===== EXERCISE INPUTS
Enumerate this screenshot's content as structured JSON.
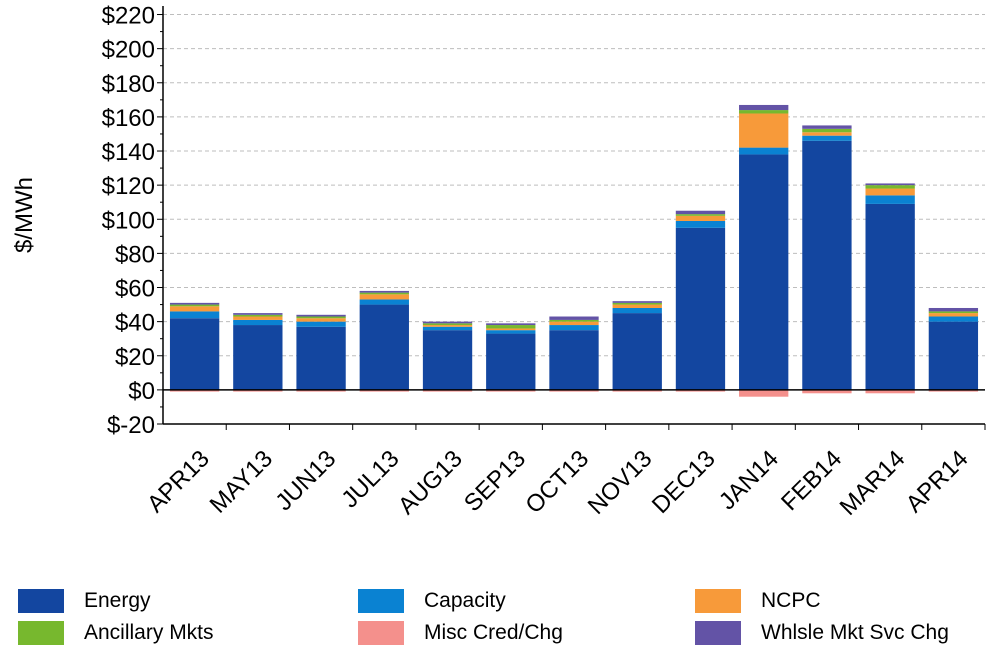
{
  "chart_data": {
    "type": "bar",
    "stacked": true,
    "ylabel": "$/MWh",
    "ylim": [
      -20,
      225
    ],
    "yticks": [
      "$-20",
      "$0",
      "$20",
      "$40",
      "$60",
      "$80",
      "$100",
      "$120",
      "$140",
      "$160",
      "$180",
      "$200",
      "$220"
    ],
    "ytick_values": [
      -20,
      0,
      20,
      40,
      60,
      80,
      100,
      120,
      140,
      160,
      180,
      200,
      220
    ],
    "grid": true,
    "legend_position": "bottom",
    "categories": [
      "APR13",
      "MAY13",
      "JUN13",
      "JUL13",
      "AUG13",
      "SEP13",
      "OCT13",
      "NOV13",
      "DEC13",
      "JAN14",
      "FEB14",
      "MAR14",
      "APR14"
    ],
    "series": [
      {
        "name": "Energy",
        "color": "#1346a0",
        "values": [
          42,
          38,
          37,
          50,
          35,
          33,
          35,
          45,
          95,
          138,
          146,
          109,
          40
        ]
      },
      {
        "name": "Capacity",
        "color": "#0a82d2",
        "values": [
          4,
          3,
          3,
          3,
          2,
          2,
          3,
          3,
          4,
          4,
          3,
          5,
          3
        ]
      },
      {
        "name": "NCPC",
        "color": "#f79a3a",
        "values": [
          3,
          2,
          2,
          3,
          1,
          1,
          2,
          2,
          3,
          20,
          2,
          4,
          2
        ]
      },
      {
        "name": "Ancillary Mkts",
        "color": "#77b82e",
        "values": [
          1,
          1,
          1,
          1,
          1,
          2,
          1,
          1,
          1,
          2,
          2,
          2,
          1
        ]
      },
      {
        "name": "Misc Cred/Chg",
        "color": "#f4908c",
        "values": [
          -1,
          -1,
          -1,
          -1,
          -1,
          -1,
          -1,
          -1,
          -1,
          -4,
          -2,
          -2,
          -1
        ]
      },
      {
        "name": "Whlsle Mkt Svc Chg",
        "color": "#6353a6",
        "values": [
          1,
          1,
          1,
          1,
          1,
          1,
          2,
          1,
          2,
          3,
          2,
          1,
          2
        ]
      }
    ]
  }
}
==========
===== EXERCISE INPUTS
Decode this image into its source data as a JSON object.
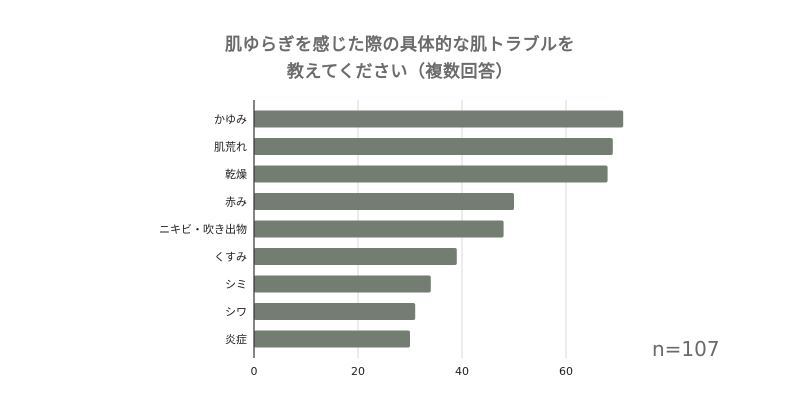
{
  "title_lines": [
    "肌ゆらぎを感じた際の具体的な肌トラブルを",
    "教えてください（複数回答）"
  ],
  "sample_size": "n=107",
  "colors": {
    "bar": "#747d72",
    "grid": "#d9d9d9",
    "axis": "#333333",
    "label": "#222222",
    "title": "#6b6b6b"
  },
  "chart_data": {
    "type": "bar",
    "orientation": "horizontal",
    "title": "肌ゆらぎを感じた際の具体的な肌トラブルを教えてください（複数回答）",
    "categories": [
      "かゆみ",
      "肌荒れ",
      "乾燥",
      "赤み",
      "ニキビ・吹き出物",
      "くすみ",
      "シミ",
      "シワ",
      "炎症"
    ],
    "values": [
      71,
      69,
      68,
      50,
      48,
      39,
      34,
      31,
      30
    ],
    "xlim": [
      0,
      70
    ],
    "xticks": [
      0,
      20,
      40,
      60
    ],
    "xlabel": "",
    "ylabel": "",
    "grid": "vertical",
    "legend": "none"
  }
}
==========
TASK GOAL
Count how many lines above contain the word "this". Reply with the number alone.

EXPECTED OUTPUT
2